Short problem: Give back every line exactly as it appears, pictures excluded.

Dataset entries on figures
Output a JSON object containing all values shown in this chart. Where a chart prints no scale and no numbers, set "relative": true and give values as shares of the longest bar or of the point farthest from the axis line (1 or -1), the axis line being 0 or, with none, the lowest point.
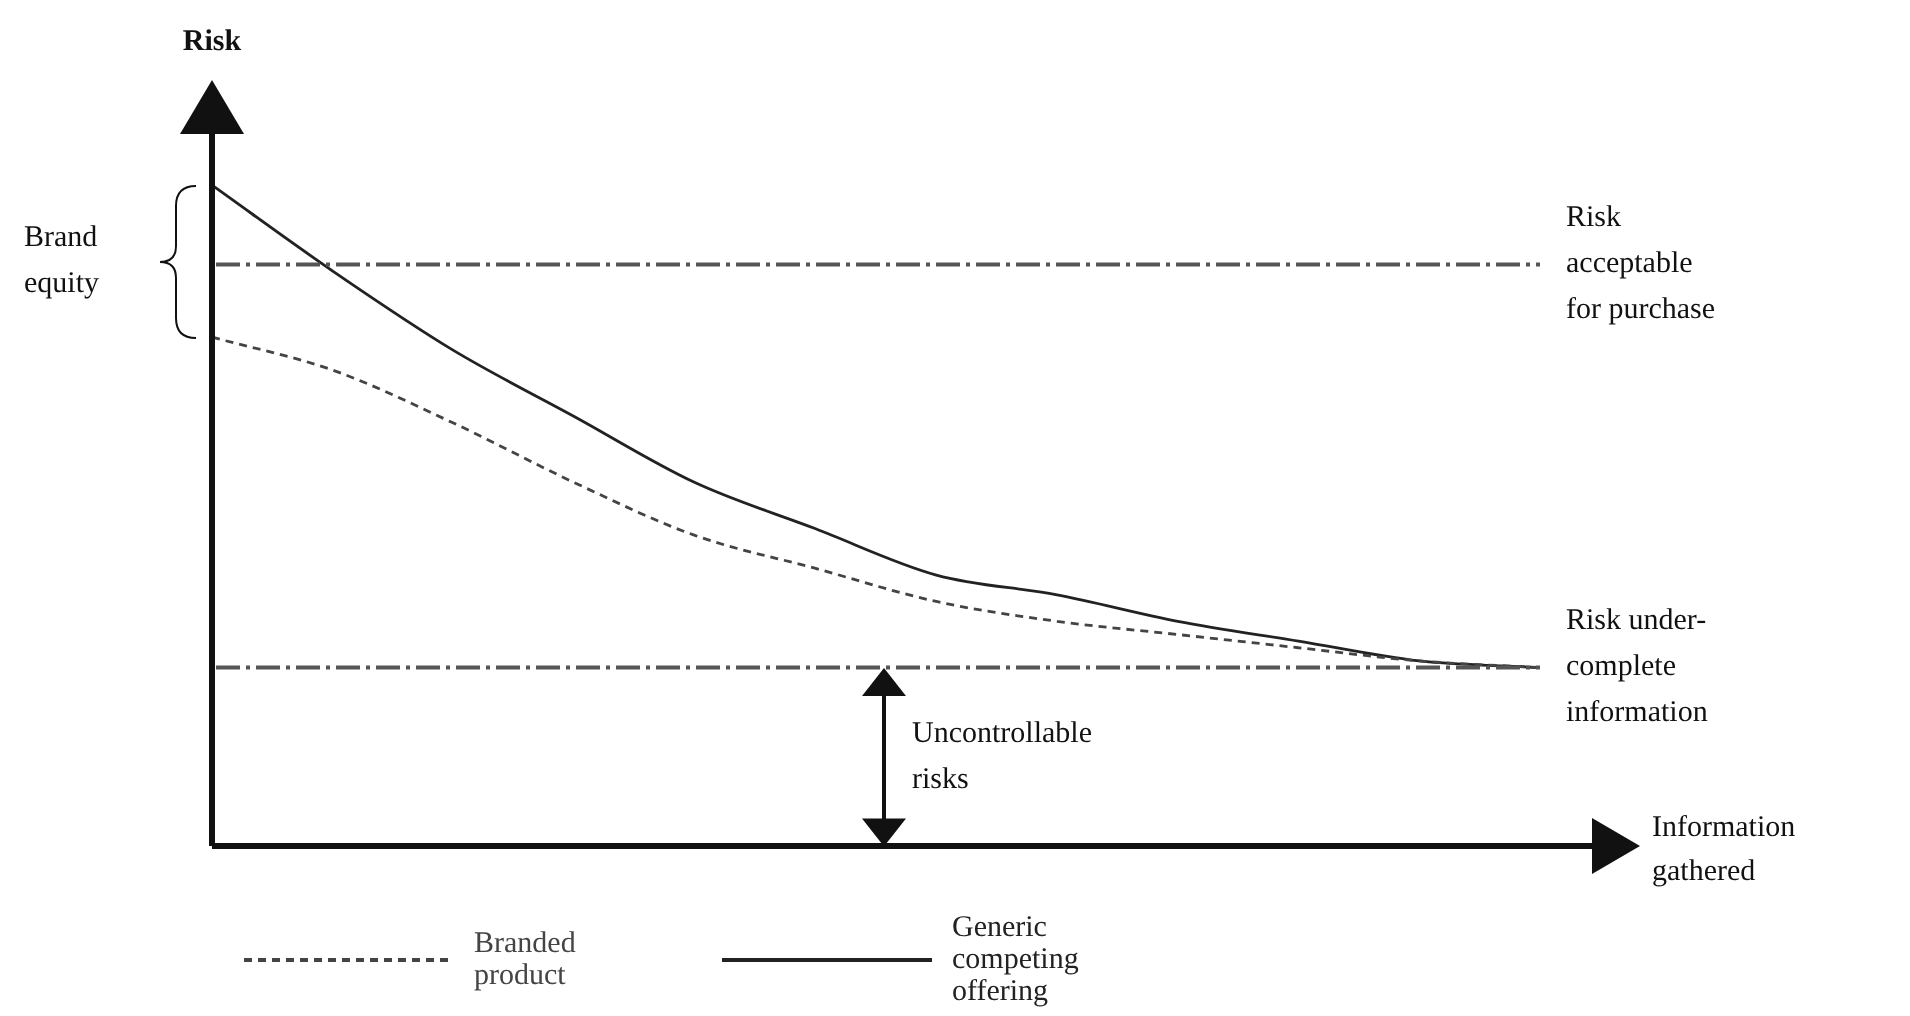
{
  "chart_data": {
    "type": "line",
    "relative": true,
    "ylabel": "Risk",
    "xlabel": "Information gathered",
    "categories": [
      null,
      null,
      null,
      null,
      null,
      null,
      null,
      null,
      null,
      null,
      null,
      null
    ],
    "series": [
      {
        "name": "Branded product",
        "color": "#444444",
        "line_style": "dashed",
        "values": [
          0.77,
          0.72,
          0.64,
          0.55,
          0.47,
          0.42,
          0.37,
          0.34,
          0.32,
          0.3,
          0.28,
          0.27
        ]
      },
      {
        "name": "Generic competing offering",
        "color": "#222222",
        "line_style": "solid",
        "values": [
          1.0,
          0.87,
          0.75,
          0.65,
          0.55,
          0.48,
          0.41,
          0.38,
          0.34,
          0.31,
          0.28,
          0.27
        ]
      }
    ],
    "ref_lines": [
      {
        "axis": "y",
        "value": 0.88,
        "label": "Risk acceptable for purchase",
        "color": "#555555",
        "line_style": "dashed"
      },
      {
        "axis": "y",
        "value": 0.27,
        "label": "Risk under-complete information",
        "color": "#555555",
        "line_style": "dashed"
      }
    ],
    "annotations": [
      "Brand equity",
      "Uncontrollable risks"
    ],
    "legend": "bottom"
  }
}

Answer:
Output a JSON object containing all values shown in this chart. Where a chart prints no scale and no numbers, set "relative": true and give values as shares of the longest bar or of the point farthest from the axis line (1 or -1), the axis line being 0 or, with none, the lowest point.
{
  "chart_data": {
    "type": "line",
    "relative": true,
    "ylabel": "Risk",
    "xlabel": "Information gathered",
    "categories": [
      null,
      null,
      null,
      null,
      null,
      null,
      null,
      null,
      null,
      null,
      null,
      null
    ],
    "series": [
      {
        "name": "Branded product",
        "color": "#444444",
        "line_style": "dashed",
        "values": [
          0.77,
          0.72,
          0.64,
          0.55,
          0.47,
          0.42,
          0.37,
          0.34,
          0.32,
          0.3,
          0.28,
          0.27
        ]
      },
      {
        "name": "Generic competing offering",
        "color": "#222222",
        "line_style": "solid",
        "values": [
          1.0,
          0.87,
          0.75,
          0.65,
          0.55,
          0.48,
          0.41,
          0.38,
          0.34,
          0.31,
          0.28,
          0.27
        ]
      }
    ],
    "ref_lines": [
      {
        "axis": "y",
        "value": 0.88,
        "label": "Risk acceptable for purchase",
        "color": "#555555",
        "line_style": "dashed"
      },
      {
        "axis": "y",
        "value": 0.27,
        "label": "Risk under-complete information",
        "color": "#555555",
        "line_style": "dashed"
      }
    ],
    "annotations": [
      "Brand equity",
      "Uncontrollable risks"
    ],
    "legend": "bottom"
  }
}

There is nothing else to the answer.